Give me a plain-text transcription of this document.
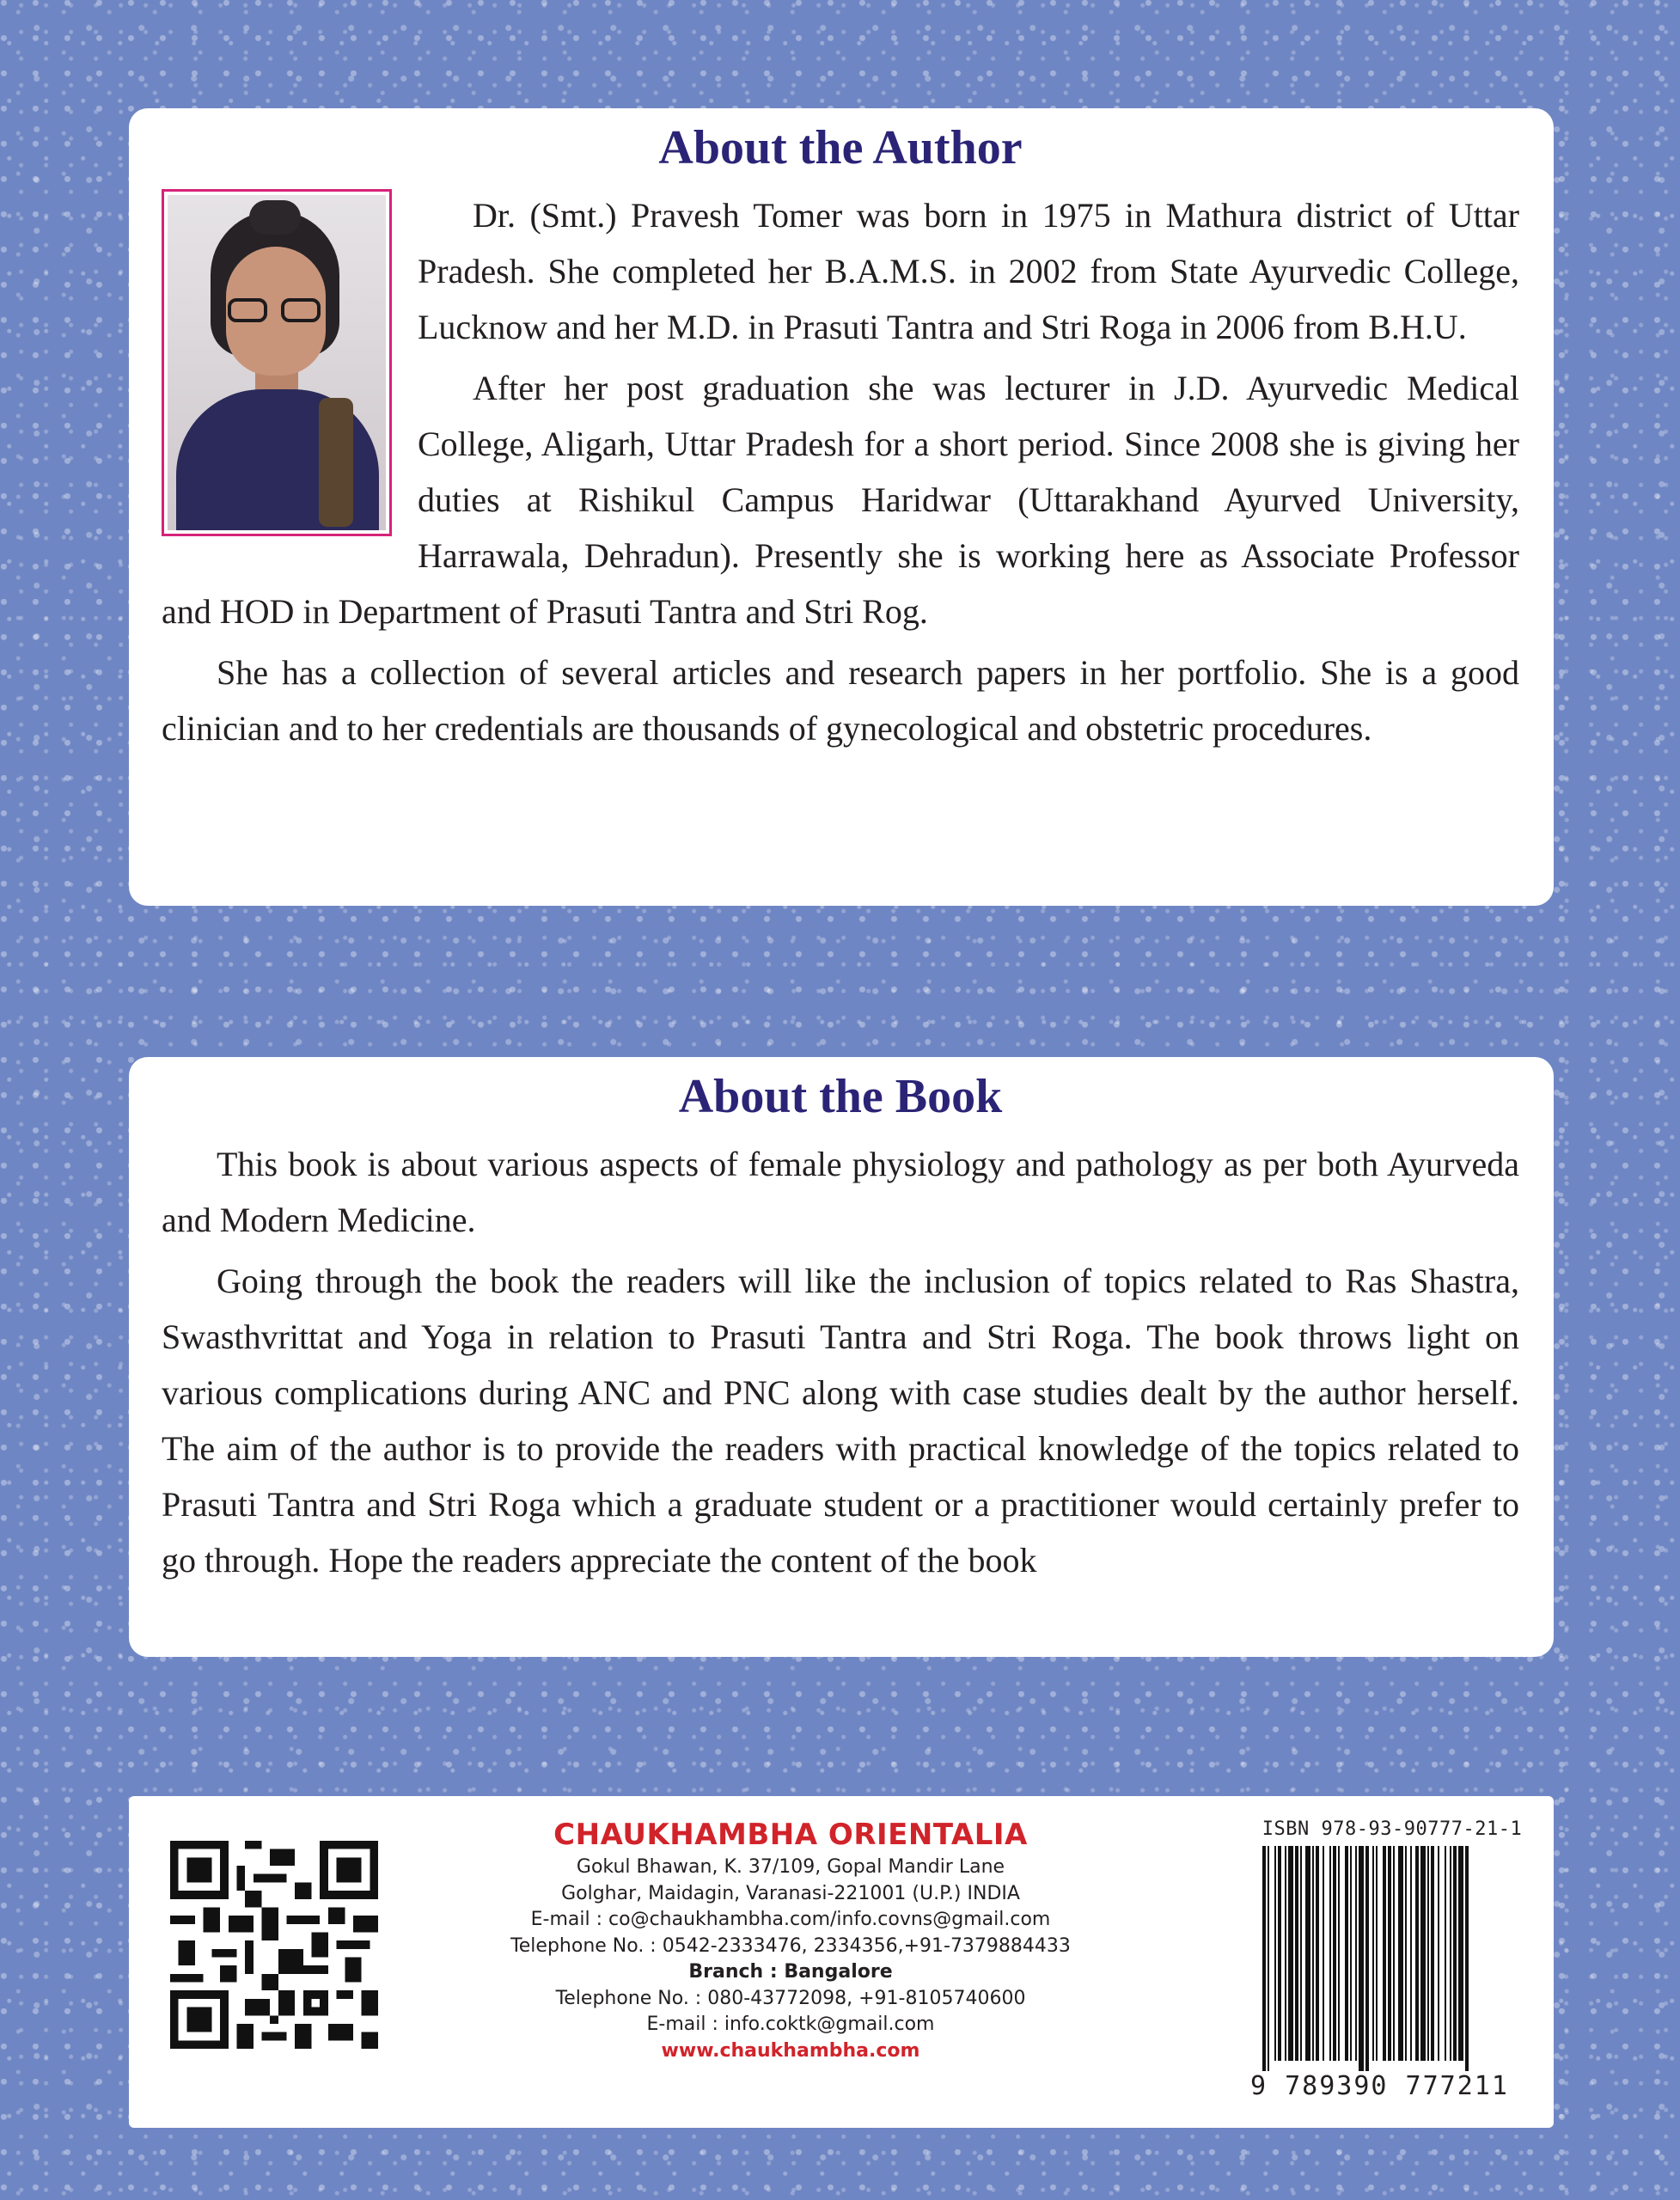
About the Author

Dr. (Smt.) Pravesh Tomer was born in 1975 in Mathura district of Uttar Pradesh. She completed her B.A.M.S. in 2002 from State Ayurvedic College, Lucknow and her M.D. in Prasuti Tantra and Stri Roga in 2006 from B.H.U.

After her post graduation she was lecturer in J.D. Ayurvedic Medical College, Aligarh, Uttar Pradesh for a short period. Since 2008 she is giving her duties at Rishikul Campus Haridwar (Uttarakhand Ayurved University, Harrawala, Dehradun). Presently she is working here as Associate Professor and HOD in Department of Prasuti Tantra and Stri Rog.

She has a collection of several articles and research papers in her portfolio. She is a good clinician and to her credentials are thousands of gynecological and obstetric procedures.

About the Book

This book is about various aspects of female physiology and pathology as per both Ayurveda and Modern Medicine.

Going through the book the readers will like the inclusion of topics related to Ras Shastra, Swasthvrittat and Yoga in relation to Prasuti Tantra and Stri Roga. The book throws light on various complications during ANC and PNC along with case studies dealt by the author herself. The aim of the author is to provide the readers with practical knowledge of the topics related to Prasuti Tantra and Stri Roga which a graduate student or a practitioner would certainly prefer to go through. Hope the readers appreciate the content of the book

CHAUKHAMBHA ORIENTALIA
Gokul Bhawan, K. 37/109, Gopal Mandir Lane
Golghar, Maidagin, Varanasi-221001 (U.P.) INDIA
E-mail : co@chaukhambha.com/info.covns@gmail.com
Telephone No. : 0542-2333476, 2334356,+91-7379884433
Branch : Bangalore
Telephone No. : 080-43772098, +91-8105740600
E-mail : info.coktk@gmail.com
www.chaukhambha.com
ISBN 978-93-90777-21-1
9 789390 777211
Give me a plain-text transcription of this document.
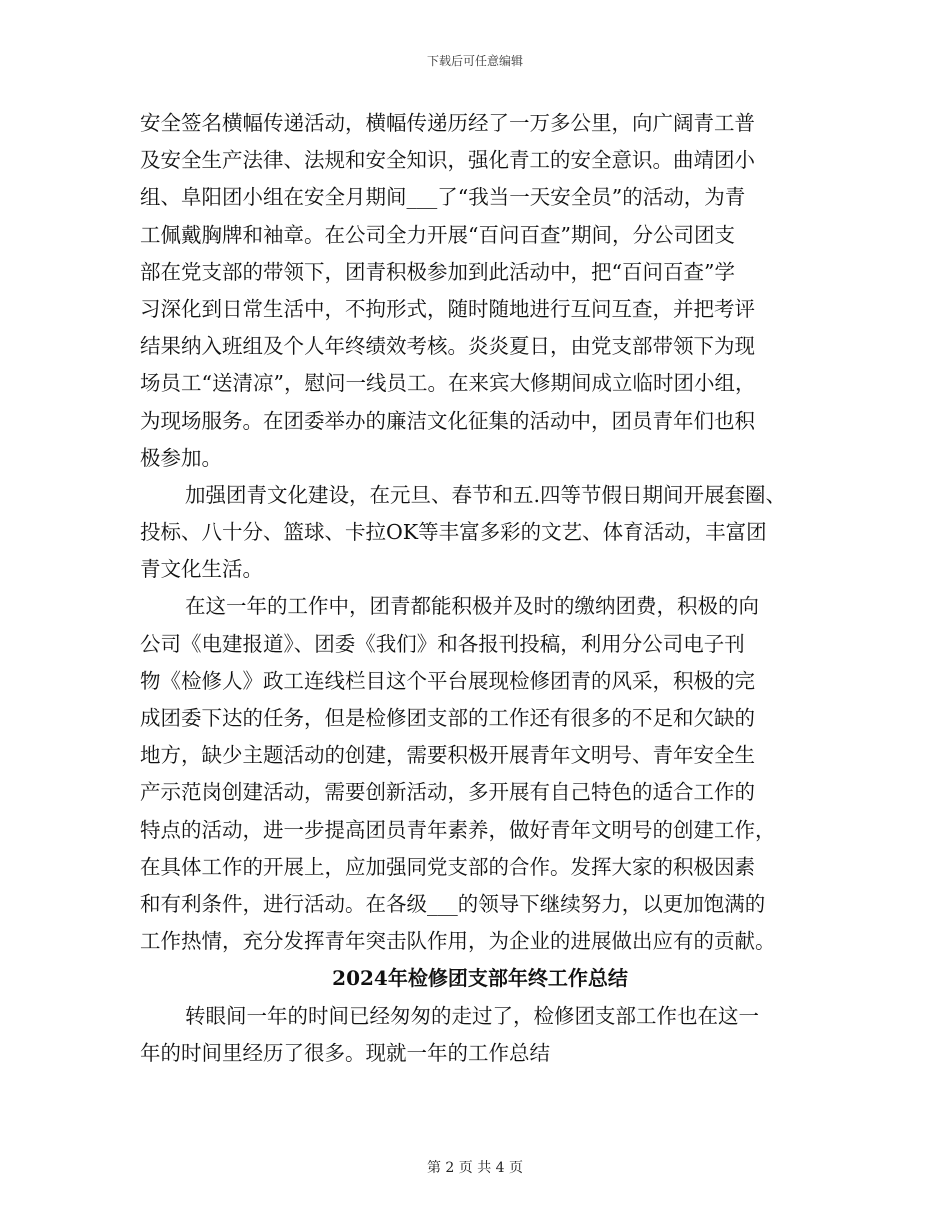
下载后可任意编辑
安全签名横幅传递活动，横幅传递历经了一万多公里，向广阔青工普
及安全生产法律、法规和安全知识，强化青工的安全意识。曲靖团小
组、阜阳团小组在安全月期间___了“我当一天安全员”的活动，为青
工佩戴胸牌和袖章。在公司全力开展“百问百查”期间，分公司团支
部在党支部的带领下，团青积极参加到此活动中，把“百问百查”学
习深化到日常生活中，不拘形式，随时随地进行互问互查，并把考评
结果纳入班组及个人年终绩效考核。炎炎夏日，由党支部带领下为现
场员工“送清凉”，慰问一线员工。在来宾大修期间成立临时团小组，
为现场服务。在团委举办的廉洁文化征集的活动中，团员青年们也积
极参加。
加强团青文化建设，在元旦、春节和五.四等节假日期间开展套圈、
投标、八十分、篮球、卡拉OK等丰富多彩的文艺、体育活动，丰富团
青文化生活。
在这一年的工作中，团青都能积极并及时的缴纳团费，积极的向
公司《电建报道》、团委《我们》和各报刊投稿，利用分公司电子刊
物《检修人》政工连线栏目这个平台展现检修团青的风采，积极的完
成团委下达的任务，但是检修团支部的工作还有很多的不足和欠缺的
地方，缺少主题活动的创建，需要积极开展青年文明号、青年安全生
产示范岗创建活动，需要创新活动，多开展有自己特色的适合工作的
特点的活动，进一步提高团员青年素养，做好青年文明号的创建工作，
在具体工作的开展上，应加强同党支部的合作。发挥大家的积极因素
和有利条件，进行活动。在各级___的领导下继续努力，以更加饱满的
工作热情，充分发挥青年突击队作用，为企业的进展做出应有的贡献。
2024年检修团支部年终工作总结
转眼间一年的时间已经匆匆的走过了，检修团支部工作也在这一
年的时间里经历了很多。现就一年的工作总结
第 2 页 共 4 页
##########
TASK OBJECTIVE: Filter the records above and return every line that holds the word "Telephone".

SOLUTION BELOW:
Telephone No. : 0542-2333476, 2334356,+91-7379884433
Telephone No. : 080-43772098, +91-8105740600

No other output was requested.